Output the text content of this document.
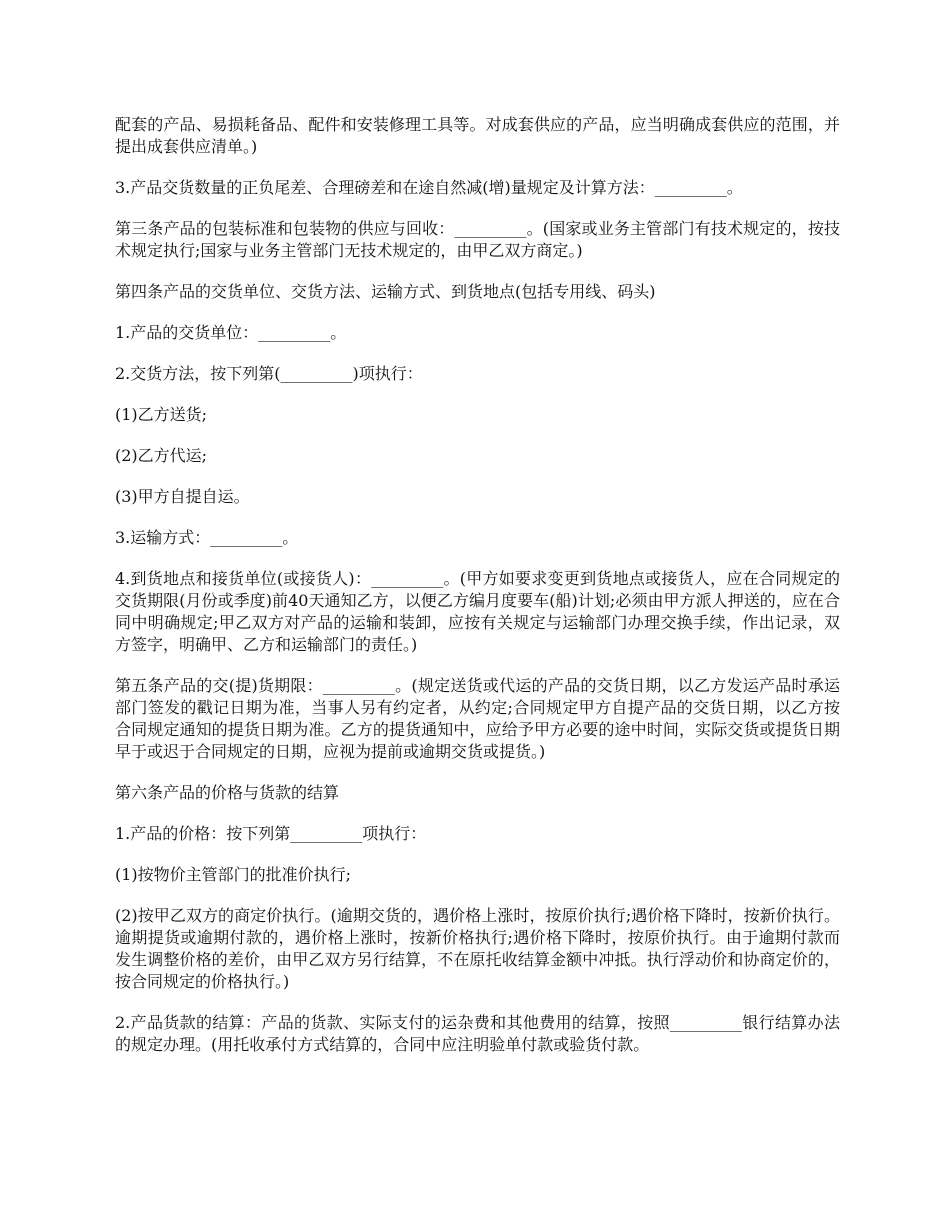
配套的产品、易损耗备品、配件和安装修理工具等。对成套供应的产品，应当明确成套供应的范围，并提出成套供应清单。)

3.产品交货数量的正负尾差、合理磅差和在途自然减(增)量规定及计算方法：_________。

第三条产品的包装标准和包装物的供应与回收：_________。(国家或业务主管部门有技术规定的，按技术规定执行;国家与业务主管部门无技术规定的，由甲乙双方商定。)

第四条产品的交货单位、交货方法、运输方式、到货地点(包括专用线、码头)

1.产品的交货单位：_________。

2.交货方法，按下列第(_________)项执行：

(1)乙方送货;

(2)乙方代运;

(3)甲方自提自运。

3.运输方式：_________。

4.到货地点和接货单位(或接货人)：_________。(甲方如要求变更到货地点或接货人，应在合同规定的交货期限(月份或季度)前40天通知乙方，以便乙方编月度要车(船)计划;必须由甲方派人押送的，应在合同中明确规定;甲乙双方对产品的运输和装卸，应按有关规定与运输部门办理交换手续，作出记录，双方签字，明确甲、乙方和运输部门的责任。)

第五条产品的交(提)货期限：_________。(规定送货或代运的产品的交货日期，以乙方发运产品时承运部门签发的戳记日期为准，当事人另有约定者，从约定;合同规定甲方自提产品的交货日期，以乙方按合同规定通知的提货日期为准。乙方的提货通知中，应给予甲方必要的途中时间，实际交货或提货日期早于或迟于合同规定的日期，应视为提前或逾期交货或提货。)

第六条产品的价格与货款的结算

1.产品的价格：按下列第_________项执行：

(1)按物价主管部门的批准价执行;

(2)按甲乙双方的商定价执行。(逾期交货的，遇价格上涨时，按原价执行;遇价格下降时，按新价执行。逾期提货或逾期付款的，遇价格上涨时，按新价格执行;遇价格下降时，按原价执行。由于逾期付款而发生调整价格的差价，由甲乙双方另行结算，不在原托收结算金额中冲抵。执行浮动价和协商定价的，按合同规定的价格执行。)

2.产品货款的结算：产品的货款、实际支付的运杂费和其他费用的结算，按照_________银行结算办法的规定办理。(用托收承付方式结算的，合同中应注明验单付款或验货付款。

::::

### STATED GOAL
Transcribe the entries above verbatim, omitting their pictures.

### EXERCISE ANSWER
Output the text content of this document.
配套的产品、易损耗备品、配件和安装修理工具等。对成套供应的产品，应当明确成套供应的范围，并提出成套供应清单。)

3.产品交货数量的正负尾差、合理磅差和在途自然减(增)量规定及计算方法：_________。

第三条产品的包装标准和包装物的供应与回收：_________。(国家或业务主管部门有技术规定的，按技术规定执行;国家与业务主管部门无技术规定的，由甲乙双方商定。)

第四条产品的交货单位、交货方法、运输方式、到货地点(包括专用线、码头)

1.产品的交货单位：_________。

2.交货方法，按下列第(_________)项执行：

(1)乙方送货;

(2)乙方代运;

(3)甲方自提自运。

3.运输方式：_________。

4.到货地点和接货单位(或接货人)：_________。(甲方如要求变更到货地点或接货人，应在合同规定的交货期限(月份或季度)前40天通知乙方，以便乙方编月度要车(船)计划;必须由甲方派人押送的，应在合同中明确规定;甲乙双方对产品的运输和装卸，应按有关规定与运输部门办理交换手续，作出记录，双方签字，明确甲、乙方和运输部门的责任。)

第五条产品的交(提)货期限：_________。(规定送货或代运的产品的交货日期，以乙方发运产品时承运部门签发的戳记日期为准，当事人另有约定者，从约定;合同规定甲方自提产品的交货日期，以乙方按合同规定通知的提货日期为准。乙方的提货通知中，应给予甲方必要的途中时间，实际交货或提货日期早于或迟于合同规定的日期，应视为提前或逾期交货或提货。)

第六条产品的价格与货款的结算

1.产品的价格：按下列第_________项执行：

(1)按物价主管部门的批准价执行;

(2)按甲乙双方的商定价执行。(逾期交货的，遇价格上涨时，按原价执行;遇价格下降时，按新价执行。逾期提货或逾期付款的，遇价格上涨时，按新价格执行;遇价格下降时，按原价执行。由于逾期付款而发生调整价格的差价，由甲乙双方另行结算，不在原托收结算金额中冲抵。执行浮动价和协商定价的，按合同规定的价格执行。)

2.产品货款的结算：产品的货款、实际支付的运杂费和其他费用的结算，按照_________银行结算办法的规定办理。(用托收承付方式结算的，合同中应注明验单付款或验货付款。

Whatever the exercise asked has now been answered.